- **DATA ROWS**:

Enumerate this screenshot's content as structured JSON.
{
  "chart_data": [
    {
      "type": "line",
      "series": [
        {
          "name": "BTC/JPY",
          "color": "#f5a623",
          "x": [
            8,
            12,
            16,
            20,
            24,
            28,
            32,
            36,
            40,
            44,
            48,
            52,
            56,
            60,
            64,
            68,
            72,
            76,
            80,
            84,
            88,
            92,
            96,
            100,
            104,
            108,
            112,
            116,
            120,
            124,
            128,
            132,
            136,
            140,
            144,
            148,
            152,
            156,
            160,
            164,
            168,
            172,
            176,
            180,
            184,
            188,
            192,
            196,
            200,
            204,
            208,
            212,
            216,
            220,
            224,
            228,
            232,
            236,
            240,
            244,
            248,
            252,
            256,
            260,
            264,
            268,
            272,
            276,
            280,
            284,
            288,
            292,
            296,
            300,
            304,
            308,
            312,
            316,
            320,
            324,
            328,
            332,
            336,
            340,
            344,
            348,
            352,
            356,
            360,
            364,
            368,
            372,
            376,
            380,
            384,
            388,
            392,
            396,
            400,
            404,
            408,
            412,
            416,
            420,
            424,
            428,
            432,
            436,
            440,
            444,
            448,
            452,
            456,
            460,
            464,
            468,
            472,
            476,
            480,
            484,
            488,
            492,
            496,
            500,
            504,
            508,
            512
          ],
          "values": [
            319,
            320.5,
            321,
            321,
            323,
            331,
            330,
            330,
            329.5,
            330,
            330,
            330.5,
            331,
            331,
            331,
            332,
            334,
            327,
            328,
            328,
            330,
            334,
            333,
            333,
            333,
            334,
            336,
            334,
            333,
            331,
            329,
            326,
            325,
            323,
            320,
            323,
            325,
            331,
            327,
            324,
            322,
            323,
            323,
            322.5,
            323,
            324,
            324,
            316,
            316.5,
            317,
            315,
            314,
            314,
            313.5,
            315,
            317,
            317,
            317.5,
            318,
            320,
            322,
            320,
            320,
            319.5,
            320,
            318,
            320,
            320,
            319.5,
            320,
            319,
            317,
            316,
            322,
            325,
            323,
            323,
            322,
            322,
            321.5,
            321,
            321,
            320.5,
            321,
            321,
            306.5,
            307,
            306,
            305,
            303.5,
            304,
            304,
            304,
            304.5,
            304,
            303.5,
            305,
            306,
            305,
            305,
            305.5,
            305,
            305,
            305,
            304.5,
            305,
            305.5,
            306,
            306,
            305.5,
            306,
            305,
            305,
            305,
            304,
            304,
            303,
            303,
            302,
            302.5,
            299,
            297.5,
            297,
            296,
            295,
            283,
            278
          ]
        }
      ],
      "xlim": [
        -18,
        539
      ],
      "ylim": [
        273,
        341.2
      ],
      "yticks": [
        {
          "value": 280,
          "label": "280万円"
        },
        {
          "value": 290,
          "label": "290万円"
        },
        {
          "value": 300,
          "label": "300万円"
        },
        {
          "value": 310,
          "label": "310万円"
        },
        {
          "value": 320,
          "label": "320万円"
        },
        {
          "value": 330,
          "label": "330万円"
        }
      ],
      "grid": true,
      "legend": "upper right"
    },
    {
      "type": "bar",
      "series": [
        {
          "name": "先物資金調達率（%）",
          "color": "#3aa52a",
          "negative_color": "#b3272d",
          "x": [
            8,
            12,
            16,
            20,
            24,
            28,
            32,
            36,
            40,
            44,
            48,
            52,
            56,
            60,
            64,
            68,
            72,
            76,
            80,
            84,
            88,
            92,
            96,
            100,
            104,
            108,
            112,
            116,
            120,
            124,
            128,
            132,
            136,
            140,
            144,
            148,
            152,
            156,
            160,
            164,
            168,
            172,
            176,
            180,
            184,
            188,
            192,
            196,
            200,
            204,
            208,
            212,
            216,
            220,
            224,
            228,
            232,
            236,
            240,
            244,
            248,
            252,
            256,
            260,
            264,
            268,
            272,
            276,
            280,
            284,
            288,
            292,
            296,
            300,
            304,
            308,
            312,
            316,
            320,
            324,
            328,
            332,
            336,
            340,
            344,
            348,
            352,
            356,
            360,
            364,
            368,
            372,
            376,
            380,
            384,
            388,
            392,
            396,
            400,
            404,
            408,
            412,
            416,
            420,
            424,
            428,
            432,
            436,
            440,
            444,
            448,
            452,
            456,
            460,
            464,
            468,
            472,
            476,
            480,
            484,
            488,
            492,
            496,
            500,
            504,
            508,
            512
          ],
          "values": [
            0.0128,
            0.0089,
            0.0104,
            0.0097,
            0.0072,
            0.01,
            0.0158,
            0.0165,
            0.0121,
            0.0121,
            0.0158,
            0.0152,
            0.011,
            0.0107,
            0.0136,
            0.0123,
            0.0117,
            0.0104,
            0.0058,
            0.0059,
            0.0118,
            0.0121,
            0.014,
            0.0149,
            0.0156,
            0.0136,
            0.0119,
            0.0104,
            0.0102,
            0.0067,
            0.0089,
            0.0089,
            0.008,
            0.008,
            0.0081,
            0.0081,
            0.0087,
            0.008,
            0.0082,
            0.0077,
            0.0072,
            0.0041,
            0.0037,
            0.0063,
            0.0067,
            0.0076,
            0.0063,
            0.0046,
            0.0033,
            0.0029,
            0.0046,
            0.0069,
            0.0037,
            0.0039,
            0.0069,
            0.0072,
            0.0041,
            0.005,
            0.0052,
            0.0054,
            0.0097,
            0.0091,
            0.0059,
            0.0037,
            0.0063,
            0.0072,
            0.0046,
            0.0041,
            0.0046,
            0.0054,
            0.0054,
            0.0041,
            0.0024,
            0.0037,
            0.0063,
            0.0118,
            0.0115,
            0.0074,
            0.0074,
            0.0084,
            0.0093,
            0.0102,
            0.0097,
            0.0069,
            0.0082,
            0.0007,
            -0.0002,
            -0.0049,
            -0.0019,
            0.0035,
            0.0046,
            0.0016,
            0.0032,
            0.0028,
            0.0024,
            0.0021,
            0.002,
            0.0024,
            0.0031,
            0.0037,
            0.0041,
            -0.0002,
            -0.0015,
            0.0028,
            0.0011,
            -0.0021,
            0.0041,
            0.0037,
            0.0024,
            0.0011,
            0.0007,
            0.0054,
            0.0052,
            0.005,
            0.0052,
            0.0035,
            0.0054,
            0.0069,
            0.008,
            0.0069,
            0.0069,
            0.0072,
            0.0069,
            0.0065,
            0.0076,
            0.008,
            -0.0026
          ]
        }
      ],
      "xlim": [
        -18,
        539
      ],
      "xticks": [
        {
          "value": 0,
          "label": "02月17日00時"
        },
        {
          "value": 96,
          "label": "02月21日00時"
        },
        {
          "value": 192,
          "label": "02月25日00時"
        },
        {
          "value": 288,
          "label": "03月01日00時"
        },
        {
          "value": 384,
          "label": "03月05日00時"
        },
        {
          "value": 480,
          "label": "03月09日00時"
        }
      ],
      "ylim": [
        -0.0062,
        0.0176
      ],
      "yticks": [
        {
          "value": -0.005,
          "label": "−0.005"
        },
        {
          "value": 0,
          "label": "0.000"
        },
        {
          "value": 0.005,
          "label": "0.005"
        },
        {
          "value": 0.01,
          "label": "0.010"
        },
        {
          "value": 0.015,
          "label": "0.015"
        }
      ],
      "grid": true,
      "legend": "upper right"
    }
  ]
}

- **WHAT TO DO**:
Each entry is to be returned in full, character for character.

- **EXERCISE RESULT**:
Enumerate this screenshot's content as structured JSON.
{
  "chart_data": [
    {
      "type": "line",
      "series": [
        {
          "name": "BTC/JPY",
          "color": "#f5a623",
          "x": [
            8,
            12,
            16,
            20,
            24,
            28,
            32,
            36,
            40,
            44,
            48,
            52,
            56,
            60,
            64,
            68,
            72,
            76,
            80,
            84,
            88,
            92,
            96,
            100,
            104,
            108,
            112,
            116,
            120,
            124,
            128,
            132,
            136,
            140,
            144,
            148,
            152,
            156,
            160,
            164,
            168,
            172,
            176,
            180,
            184,
            188,
            192,
            196,
            200,
            204,
            208,
            212,
            216,
            220,
            224,
            228,
            232,
            236,
            240,
            244,
            248,
            252,
            256,
            260,
            264,
            268,
            272,
            276,
            280,
            284,
            288,
            292,
            296,
            300,
            304,
            308,
            312,
            316,
            320,
            324,
            328,
            332,
            336,
            340,
            344,
            348,
            352,
            356,
            360,
            364,
            368,
            372,
            376,
            380,
            384,
            388,
            392,
            396,
            400,
            404,
            408,
            412,
            416,
            420,
            424,
            428,
            432,
            436,
            440,
            444,
            448,
            452,
            456,
            460,
            464,
            468,
            472,
            476,
            480,
            484,
            488,
            492,
            496,
            500,
            504,
            508,
            512
          ],
          "values": [
            319,
            320.5,
            321,
            321,
            323,
            331,
            330,
            330,
            329.5,
            330,
            330,
            330.5,
            331,
            331,
            331,
            332,
            334,
            327,
            328,
            328,
            330,
            334,
            333,
            333,
            333,
            334,
            336,
            334,
            333,
            331,
            329,
            326,
            325,
            323,
            320,
            323,
            325,
            331,
            327,
            324,
            322,
            323,
            323,
            322.5,
            323,
            324,
            324,
            316,
            316.5,
            317,
            315,
            314,
            314,
            313.5,
            315,
            317,
            317,
            317.5,
            318,
            320,
            322,
            320,
            320,
            319.5,
            320,
            318,
            320,
            320,
            319.5,
            320,
            319,
            317,
            316,
            322,
            325,
            323,
            323,
            322,
            322,
            321.5,
            321,
            321,
            320.5,
            321,
            321,
            306.5,
            307,
            306,
            305,
            303.5,
            304,
            304,
            304,
            304.5,
            304,
            303.5,
            305,
            306,
            305,
            305,
            305.5,
            305,
            305,
            305,
            304.5,
            305,
            305.5,
            306,
            306,
            305.5,
            306,
            305,
            305,
            305,
            304,
            304,
            303,
            303,
            302,
            302.5,
            299,
            297.5,
            297,
            296,
            295,
            283,
            278
          ]
        }
      ],
      "xlim": [
        -18,
        539
      ],
      "ylim": [
        273,
        341.2
      ],
      "yticks": [
        {
          "value": 280,
          "label": "280万円"
        },
        {
          "value": 290,
          "label": "290万円"
        },
        {
          "value": 300,
          "label": "300万円"
        },
        {
          "value": 310,
          "label": "310万円"
        },
        {
          "value": 320,
          "label": "320万円"
        },
        {
          "value": 330,
          "label": "330万円"
        }
      ],
      "grid": true,
      "legend": "upper right"
    },
    {
      "type": "bar",
      "series": [
        {
          "name": "先物資金調達率（%）",
          "color": "#3aa52a",
          "negative_color": "#b3272d",
          "x": [
            8,
            12,
            16,
            20,
            24,
            28,
            32,
            36,
            40,
            44,
            48,
            52,
            56,
            60,
            64,
            68,
            72,
            76,
            80,
            84,
            88,
            92,
            96,
            100,
            104,
            108,
            112,
            116,
            120,
            124,
            128,
            132,
            136,
            140,
            144,
            148,
            152,
            156,
            160,
            164,
            168,
            172,
            176,
            180,
            184,
            188,
            192,
            196,
            200,
            204,
            208,
            212,
            216,
            220,
            224,
            228,
            232,
            236,
            240,
            244,
            248,
            252,
            256,
            260,
            264,
            268,
            272,
            276,
            280,
            284,
            288,
            292,
            296,
            300,
            304,
            308,
            312,
            316,
            320,
            324,
            328,
            332,
            336,
            340,
            344,
            348,
            352,
            356,
            360,
            364,
            368,
            372,
            376,
            380,
            384,
            388,
            392,
            396,
            400,
            404,
            408,
            412,
            416,
            420,
            424,
            428,
            432,
            436,
            440,
            444,
            448,
            452,
            456,
            460,
            464,
            468,
            472,
            476,
            480,
            484,
            488,
            492,
            496,
            500,
            504,
            508,
            512
          ],
          "values": [
            0.0128,
            0.0089,
            0.0104,
            0.0097,
            0.0072,
            0.01,
            0.0158,
            0.0165,
            0.0121,
            0.0121,
            0.0158,
            0.0152,
            0.011,
            0.0107,
            0.0136,
            0.0123,
            0.0117,
            0.0104,
            0.0058,
            0.0059,
            0.0118,
            0.0121,
            0.014,
            0.0149,
            0.0156,
            0.0136,
            0.0119,
            0.0104,
            0.0102,
            0.0067,
            0.0089,
            0.0089,
            0.008,
            0.008,
            0.0081,
            0.0081,
            0.0087,
            0.008,
            0.0082,
            0.0077,
            0.0072,
            0.0041,
            0.0037,
            0.0063,
            0.0067,
            0.0076,
            0.0063,
            0.0046,
            0.0033,
            0.0029,
            0.0046,
            0.0069,
            0.0037,
            0.0039,
            0.0069,
            0.0072,
            0.0041,
            0.005,
            0.0052,
            0.0054,
            0.0097,
            0.0091,
            0.0059,
            0.0037,
            0.0063,
            0.0072,
            0.0046,
            0.0041,
            0.0046,
            0.0054,
            0.0054,
            0.0041,
            0.0024,
            0.0037,
            0.0063,
            0.0118,
            0.0115,
            0.0074,
            0.0074,
            0.0084,
            0.0093,
            0.0102,
            0.0097,
            0.0069,
            0.0082,
            0.0007,
            -0.0002,
            -0.0049,
            -0.0019,
            0.0035,
            0.0046,
            0.0016,
            0.0032,
            0.0028,
            0.0024,
            0.0021,
            0.002,
            0.0024,
            0.0031,
            0.0037,
            0.0041,
            -0.0002,
            -0.0015,
            0.0028,
            0.0011,
            -0.0021,
            0.0041,
            0.0037,
            0.0024,
            0.0011,
            0.0007,
            0.0054,
            0.0052,
            0.005,
            0.0052,
            0.0035,
            0.0054,
            0.0069,
            0.008,
            0.0069,
            0.0069,
            0.0072,
            0.0069,
            0.0065,
            0.0076,
            0.008,
            -0.0026
          ]
        }
      ],
      "xlim": [
        -18,
        539
      ],
      "xticks": [
        {
          "value": 0,
          "label": "02月17日00時"
        },
        {
          "value": 96,
          "label": "02月21日00時"
        },
        {
          "value": 192,
          "label": "02月25日00時"
        },
        {
          "value": 288,
          "label": "03月01日00時"
        },
        {
          "value": 384,
          "label": "03月05日00時"
        },
        {
          "value": 480,
          "label": "03月09日00時"
        }
      ],
      "ylim": [
        -0.0062,
        0.0176
      ],
      "yticks": [
        {
          "value": -0.005,
          "label": "−0.005"
        },
        {
          "value": 0,
          "label": "0.000"
        },
        {
          "value": 0.005,
          "label": "0.005"
        },
        {
          "value": 0.01,
          "label": "0.010"
        },
        {
          "value": 0.015,
          "label": "0.015"
        }
      ],
      "grid": true,
      "legend": "upper right"
    }
  ]
}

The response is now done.